## [Information supplied]
▼
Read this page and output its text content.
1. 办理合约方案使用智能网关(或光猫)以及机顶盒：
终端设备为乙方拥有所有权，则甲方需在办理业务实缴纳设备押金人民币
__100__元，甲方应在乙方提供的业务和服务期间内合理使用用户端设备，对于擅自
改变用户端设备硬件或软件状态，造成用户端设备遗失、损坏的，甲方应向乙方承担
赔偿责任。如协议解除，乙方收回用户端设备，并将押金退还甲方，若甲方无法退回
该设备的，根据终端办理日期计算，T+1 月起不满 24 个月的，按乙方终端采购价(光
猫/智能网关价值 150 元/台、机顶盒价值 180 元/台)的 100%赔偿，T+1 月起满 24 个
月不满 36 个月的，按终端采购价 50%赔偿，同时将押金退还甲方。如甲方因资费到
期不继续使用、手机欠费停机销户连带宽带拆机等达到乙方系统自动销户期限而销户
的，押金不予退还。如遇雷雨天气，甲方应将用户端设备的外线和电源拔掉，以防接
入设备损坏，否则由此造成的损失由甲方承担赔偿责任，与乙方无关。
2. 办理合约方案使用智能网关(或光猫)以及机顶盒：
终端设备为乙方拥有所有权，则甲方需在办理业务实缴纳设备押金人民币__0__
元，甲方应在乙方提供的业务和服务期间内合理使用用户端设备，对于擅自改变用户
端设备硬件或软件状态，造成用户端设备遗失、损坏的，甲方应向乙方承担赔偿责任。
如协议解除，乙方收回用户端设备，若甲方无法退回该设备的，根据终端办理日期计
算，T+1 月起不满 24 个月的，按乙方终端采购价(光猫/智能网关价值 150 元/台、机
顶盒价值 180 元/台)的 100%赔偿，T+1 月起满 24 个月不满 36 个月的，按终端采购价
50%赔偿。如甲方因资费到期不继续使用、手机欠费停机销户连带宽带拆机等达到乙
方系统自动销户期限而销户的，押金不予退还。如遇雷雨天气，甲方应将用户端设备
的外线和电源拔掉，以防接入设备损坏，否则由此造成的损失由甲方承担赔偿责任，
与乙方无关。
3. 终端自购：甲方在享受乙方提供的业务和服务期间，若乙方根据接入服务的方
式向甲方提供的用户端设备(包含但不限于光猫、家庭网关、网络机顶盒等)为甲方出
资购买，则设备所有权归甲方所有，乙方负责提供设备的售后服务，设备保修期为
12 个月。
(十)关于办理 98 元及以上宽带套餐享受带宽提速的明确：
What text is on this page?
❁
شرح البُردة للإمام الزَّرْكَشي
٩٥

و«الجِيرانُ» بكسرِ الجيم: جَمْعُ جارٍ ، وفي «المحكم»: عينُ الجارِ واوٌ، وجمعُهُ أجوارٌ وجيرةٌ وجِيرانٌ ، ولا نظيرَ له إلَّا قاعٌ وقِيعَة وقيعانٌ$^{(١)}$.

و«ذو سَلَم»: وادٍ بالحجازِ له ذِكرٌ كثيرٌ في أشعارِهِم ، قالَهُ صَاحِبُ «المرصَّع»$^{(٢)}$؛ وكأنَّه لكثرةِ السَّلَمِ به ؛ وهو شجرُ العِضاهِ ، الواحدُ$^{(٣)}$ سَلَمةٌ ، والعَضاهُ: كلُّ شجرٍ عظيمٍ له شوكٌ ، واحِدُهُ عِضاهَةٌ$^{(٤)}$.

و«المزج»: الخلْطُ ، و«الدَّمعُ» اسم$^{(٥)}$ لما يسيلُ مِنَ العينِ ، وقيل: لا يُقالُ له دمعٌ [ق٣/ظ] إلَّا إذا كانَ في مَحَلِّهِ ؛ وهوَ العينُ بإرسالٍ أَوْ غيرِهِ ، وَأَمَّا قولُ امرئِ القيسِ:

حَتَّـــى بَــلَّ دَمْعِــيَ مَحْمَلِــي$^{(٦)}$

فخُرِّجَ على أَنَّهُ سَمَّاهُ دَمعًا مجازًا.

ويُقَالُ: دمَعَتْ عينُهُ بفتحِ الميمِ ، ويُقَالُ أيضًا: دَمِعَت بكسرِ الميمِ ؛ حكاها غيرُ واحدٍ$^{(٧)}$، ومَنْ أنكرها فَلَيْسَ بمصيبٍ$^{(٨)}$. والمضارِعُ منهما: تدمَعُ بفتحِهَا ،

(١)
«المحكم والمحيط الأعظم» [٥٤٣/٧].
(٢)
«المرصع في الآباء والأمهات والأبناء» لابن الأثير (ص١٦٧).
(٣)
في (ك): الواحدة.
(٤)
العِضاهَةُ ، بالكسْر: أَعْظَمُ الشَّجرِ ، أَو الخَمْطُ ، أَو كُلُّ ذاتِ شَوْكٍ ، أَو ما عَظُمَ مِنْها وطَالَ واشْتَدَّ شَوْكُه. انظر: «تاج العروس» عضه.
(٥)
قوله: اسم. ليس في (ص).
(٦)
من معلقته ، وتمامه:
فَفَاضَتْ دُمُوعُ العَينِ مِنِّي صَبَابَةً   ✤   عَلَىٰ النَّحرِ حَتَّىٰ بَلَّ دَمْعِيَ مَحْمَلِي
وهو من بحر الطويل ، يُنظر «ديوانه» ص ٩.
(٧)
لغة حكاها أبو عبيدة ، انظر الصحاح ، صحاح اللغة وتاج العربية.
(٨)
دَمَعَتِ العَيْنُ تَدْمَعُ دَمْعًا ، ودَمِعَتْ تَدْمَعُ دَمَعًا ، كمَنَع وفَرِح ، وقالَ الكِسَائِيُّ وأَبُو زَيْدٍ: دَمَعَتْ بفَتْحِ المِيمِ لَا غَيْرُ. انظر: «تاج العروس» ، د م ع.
▲
## [What the task requires]
Report the number of lines in the listing where the string "انظر" appears, and nothing besides.

## [Written answer]
3